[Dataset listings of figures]

§

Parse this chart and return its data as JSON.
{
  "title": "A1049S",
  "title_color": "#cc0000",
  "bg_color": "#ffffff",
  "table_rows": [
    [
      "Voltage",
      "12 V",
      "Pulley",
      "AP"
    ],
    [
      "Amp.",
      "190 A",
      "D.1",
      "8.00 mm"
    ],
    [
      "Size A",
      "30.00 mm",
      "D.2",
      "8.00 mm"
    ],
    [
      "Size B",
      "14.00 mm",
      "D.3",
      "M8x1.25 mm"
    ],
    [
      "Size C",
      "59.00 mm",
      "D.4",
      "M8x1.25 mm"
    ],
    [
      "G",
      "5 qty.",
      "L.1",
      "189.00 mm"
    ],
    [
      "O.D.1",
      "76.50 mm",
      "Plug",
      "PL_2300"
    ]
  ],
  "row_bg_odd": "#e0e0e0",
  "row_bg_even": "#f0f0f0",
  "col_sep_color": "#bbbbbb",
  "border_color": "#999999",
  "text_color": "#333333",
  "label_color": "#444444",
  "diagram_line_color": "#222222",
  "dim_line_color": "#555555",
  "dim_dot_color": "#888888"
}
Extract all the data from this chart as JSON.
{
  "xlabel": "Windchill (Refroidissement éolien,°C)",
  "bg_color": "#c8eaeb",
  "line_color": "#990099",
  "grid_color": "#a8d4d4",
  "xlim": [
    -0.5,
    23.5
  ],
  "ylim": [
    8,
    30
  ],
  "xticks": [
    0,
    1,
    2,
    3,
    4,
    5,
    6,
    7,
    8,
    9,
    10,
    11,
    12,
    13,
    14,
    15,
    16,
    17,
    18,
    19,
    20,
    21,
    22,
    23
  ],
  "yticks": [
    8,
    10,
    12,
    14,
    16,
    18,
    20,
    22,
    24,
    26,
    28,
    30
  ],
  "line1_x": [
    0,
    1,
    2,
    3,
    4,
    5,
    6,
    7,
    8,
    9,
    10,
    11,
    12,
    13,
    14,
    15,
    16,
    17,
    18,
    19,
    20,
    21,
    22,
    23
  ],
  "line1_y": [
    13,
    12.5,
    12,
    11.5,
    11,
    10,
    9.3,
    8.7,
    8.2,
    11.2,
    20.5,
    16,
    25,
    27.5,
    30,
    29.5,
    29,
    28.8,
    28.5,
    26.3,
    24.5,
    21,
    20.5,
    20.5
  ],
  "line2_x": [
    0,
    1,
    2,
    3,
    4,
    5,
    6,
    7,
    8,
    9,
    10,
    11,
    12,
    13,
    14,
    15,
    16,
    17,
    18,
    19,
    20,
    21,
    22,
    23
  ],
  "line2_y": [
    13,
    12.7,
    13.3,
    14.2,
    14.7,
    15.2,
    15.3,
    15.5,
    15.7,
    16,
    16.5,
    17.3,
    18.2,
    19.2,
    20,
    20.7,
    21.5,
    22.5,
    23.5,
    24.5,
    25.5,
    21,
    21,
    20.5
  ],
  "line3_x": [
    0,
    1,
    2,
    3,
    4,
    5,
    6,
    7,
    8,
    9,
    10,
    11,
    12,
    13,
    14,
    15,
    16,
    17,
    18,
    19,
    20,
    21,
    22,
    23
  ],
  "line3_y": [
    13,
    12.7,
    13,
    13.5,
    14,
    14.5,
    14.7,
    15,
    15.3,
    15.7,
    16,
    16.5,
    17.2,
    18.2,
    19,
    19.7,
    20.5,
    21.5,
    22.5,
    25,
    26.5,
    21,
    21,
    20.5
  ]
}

§

# Do this
All records above must be set down exactly, please.

# Exercise output
Parse this chart and return its data as JSON.
{
  "title": "A1049S",
  "title_color": "#cc0000",
  "bg_color": "#ffffff",
  "table_rows": [
    [
      "Voltage",
      "12 V",
      "Pulley",
      "AP"
    ],
    [
      "Amp.",
      "190 A",
      "D.1",
      "8.00 mm"
    ],
    [
      "Size A",
      "30.00 mm",
      "D.2",
      "8.00 mm"
    ],
    [
      "Size B",
      "14.00 mm",
      "D.3",
      "M8x1.25 mm"
    ],
    [
      "Size C",
      "59.00 mm",
      "D.4",
      "M8x1.25 mm"
    ],
    [
      "G",
      "5 qty.",
      "L.1",
      "189.00 mm"
    ],
    [
      "O.D.1",
      "76.50 mm",
      "Plug",
      "PL_2300"
    ]
  ],
  "row_bg_odd": "#e0e0e0",
  "row_bg_even": "#f0f0f0",
  "col_sep_color": "#bbbbbb",
  "border_color": "#999999",
  "text_color": "#333333",
  "label_color": "#444444",
  "diagram_line_color": "#222222",
  "dim_line_color": "#555555",
  "dim_dot_color": "#888888"
}
Extract all the data from this chart as JSON.
{
  "xlabel": "Windchill (Refroidissement éolien,°C)",
  "bg_color": "#c8eaeb",
  "line_color": "#990099",
  "grid_color": "#a8d4d4",
  "xlim": [
    -0.5,
    23.5
  ],
  "ylim": [
    8,
    30
  ],
  "xticks": [
    0,
    1,
    2,
    3,
    4,
    5,
    6,
    7,
    8,
    9,
    10,
    11,
    12,
    13,
    14,
    15,
    16,
    17,
    18,
    19,
    20,
    21,
    22,
    23
  ],
  "yticks": [
    8,
    10,
    12,
    14,
    16,
    18,
    20,
    22,
    24,
    26,
    28,
    30
  ],
  "line1_x": [
    0,
    1,
    2,
    3,
    4,
    5,
    6,
    7,
    8,
    9,
    10,
    11,
    12,
    13,
    14,
    15,
    16,
    17,
    18,
    19,
    20,
    21,
    22,
    23
  ],
  "line1_y": [
    13,
    12.5,
    12,
    11.5,
    11,
    10,
    9.3,
    8.7,
    8.2,
    11.2,
    20.5,
    16,
    25,
    27.5,
    30,
    29.5,
    29,
    28.8,
    28.5,
    26.3,
    24.5,
    21,
    20.5,
    20.5
  ],
  "line2_x": [
    0,
    1,
    2,
    3,
    4,
    5,
    6,
    7,
    8,
    9,
    10,
    11,
    12,
    13,
    14,
    15,
    16,
    17,
    18,
    19,
    20,
    21,
    22,
    23
  ],
  "line2_y": [
    13,
    12.7,
    13.3,
    14.2,
    14.7,
    15.2,
    15.3,
    15.5,
    15.7,
    16,
    16.5,
    17.3,
    18.2,
    19.2,
    20,
    20.7,
    21.5,
    22.5,
    23.5,
    24.5,
    25.5,
    21,
    21,
    20.5
  ],
  "line3_x": [
    0,
    1,
    2,
    3,
    4,
    5,
    6,
    7,
    8,
    9,
    10,
    11,
    12,
    13,
    14,
    15,
    16,
    17,
    18,
    19,
    20,
    21,
    22,
    23
  ],
  "line3_y": [
    13,
    12.7,
    13,
    13.5,
    14,
    14.5,
    14.7,
    15,
    15.3,
    15.7,
    16,
    16.5,
    17.2,
    18.2,
    19,
    19.7,
    20.5,
    21.5,
    22.5,
    25,
    26.5,
    21,
    21,
    20.5
  ]
}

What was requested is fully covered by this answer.